- _TASK PROMPT_: Print all the entries verbatim.

Begin

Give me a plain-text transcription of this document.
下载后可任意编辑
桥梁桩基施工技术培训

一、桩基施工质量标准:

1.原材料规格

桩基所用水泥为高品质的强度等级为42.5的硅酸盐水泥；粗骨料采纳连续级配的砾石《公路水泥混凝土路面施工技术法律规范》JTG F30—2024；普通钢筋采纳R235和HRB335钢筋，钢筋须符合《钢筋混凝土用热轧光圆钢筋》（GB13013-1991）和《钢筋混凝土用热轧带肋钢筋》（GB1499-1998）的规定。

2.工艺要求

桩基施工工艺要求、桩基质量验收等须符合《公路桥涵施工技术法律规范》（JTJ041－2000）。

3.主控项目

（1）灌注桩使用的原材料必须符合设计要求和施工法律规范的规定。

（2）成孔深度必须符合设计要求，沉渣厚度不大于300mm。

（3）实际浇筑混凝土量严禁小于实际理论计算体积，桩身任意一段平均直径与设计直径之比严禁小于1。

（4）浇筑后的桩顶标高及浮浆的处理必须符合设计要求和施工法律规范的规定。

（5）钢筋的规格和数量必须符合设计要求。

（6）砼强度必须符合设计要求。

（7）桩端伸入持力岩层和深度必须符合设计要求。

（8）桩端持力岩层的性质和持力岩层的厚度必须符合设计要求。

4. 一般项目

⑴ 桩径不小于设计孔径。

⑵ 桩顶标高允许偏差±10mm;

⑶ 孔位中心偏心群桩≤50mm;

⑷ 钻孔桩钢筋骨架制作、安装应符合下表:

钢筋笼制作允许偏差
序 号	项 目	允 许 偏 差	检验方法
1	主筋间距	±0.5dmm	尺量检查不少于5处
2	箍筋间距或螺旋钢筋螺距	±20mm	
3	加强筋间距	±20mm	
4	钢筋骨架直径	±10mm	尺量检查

End

- _ANSWER TO THE PROBLEM_:
Give me a plain-text transcription of this document.
下载后可任意编辑
桥梁桩基施工技术培训

一、桩基施工质量标准:

1.原材料规格

桩基所用水泥为高品质的强度等级为42.5的硅酸盐水泥；粗骨料采纳连续级配的砾石《公路水泥混凝土路面施工技术法律规范》JTG F30—2024；普通钢筋采纳R235和HRB335钢筋，钢筋须符合《钢筋混凝土用热轧光圆钢筋》（GB13013-1991）和《钢筋混凝土用热轧带肋钢筋》（GB1499-1998）的规定。

2.工艺要求

桩基施工工艺要求、桩基质量验收等须符合《公路桥涵施工技术法律规范》（JTJ041－2000）。

3.主控项目

（1）灌注桩使用的原材料必须符合设计要求和施工法律规范的规定。

（2）成孔深度必须符合设计要求，沉渣厚度不大于300mm。

（3）实际浇筑混凝土量严禁小于实际理论计算体积，桩身任意一段平均直径与设计直径之比严禁小于1。

（4）浇筑后的桩顶标高及浮浆的处理必须符合设计要求和施工法律规范的规定。

（5）钢筋的规格和数量必须符合设计要求。

（6）砼强度必须符合设计要求。

（7）桩端伸入持力岩层和深度必须符合设计要求。

（8）桩端持力岩层的性质和持力岩层的厚度必须符合设计要求。

4. 一般项目

⑴ 桩径不小于设计孔径。

⑵ 桩顶标高允许偏差±10mm;

⑶ 孔位中心偏心群桩≤50mm;

⑷ 钻孔桩钢筋骨架制作、安装应符合下表:

钢筋笼制作允许偏差
序 号	项 目	允 许 偏 差	检验方法
1	主筋间距	±0.5dmm	尺量检查不少于5处
2	箍筋间距或螺旋钢筋螺距	±20mm	
3	加强筋间距	±20mm	
4	钢筋骨架直径	±10mm	尺量检查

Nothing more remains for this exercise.